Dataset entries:
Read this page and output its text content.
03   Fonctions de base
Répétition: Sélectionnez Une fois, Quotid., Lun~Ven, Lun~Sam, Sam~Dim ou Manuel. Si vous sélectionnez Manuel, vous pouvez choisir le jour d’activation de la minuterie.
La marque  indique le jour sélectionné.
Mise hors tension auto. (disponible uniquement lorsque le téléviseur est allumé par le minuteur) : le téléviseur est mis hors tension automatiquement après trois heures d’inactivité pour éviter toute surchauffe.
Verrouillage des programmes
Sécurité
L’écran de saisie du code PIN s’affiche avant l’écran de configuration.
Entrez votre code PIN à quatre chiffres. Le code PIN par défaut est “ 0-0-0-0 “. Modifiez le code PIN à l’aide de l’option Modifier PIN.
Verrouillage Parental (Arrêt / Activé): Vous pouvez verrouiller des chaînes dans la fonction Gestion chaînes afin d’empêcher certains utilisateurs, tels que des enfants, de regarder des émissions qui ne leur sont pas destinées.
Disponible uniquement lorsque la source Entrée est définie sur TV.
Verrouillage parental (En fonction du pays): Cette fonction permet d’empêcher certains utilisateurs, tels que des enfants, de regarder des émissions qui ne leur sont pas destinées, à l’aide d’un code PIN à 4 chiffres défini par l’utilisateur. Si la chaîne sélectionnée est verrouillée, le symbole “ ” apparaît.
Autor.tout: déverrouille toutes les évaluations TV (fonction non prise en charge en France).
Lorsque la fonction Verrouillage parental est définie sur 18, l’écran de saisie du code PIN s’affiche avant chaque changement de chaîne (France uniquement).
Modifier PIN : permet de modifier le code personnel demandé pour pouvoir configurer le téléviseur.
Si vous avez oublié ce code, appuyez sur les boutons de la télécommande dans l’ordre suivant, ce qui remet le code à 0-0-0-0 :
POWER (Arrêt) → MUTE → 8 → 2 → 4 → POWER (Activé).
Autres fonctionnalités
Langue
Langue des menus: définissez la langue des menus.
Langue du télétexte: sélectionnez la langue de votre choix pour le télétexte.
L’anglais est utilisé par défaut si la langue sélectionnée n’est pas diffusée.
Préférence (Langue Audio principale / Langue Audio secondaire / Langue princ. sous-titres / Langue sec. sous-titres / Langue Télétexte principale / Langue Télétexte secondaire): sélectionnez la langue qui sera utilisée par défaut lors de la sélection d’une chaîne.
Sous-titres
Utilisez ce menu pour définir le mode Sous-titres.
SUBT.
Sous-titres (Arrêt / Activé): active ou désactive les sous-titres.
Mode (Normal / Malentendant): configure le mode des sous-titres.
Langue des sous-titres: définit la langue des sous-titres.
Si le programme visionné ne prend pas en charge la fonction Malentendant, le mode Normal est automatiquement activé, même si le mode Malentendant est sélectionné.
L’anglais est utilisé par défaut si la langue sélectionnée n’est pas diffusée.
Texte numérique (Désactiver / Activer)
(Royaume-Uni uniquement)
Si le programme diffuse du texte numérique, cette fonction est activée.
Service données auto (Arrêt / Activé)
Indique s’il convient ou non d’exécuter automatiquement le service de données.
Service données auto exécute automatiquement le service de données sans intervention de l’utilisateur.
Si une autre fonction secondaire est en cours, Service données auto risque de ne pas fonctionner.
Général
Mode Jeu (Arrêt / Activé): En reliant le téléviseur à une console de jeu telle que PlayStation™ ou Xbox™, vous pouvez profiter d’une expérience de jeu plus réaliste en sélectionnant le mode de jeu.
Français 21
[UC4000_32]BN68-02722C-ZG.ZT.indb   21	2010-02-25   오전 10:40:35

### [GIVEN REQUEST]
Show the lines of the records that include the string "téléviseur".

### [EXERCISE SOLUTION]
Mise hors tension auto. (disponible uniquement lorsque le téléviseur est allumé par le minuteur) : le téléviseur est mis hors tension automatiquement après trois heures d’inactivité pour éviter toute surchauffe.
Modifier PIN : permet de modifier le code personnel demandé pour pouvoir configurer le téléviseur.
Mode Jeu (Arrêt / Activé): En reliant le téléviseur à une console de jeu telle que PlayStation™ ou Xbox™, vous pouvez profiter d’une expérience de jeu plus réaliste en sélectionnant le mode de jeu.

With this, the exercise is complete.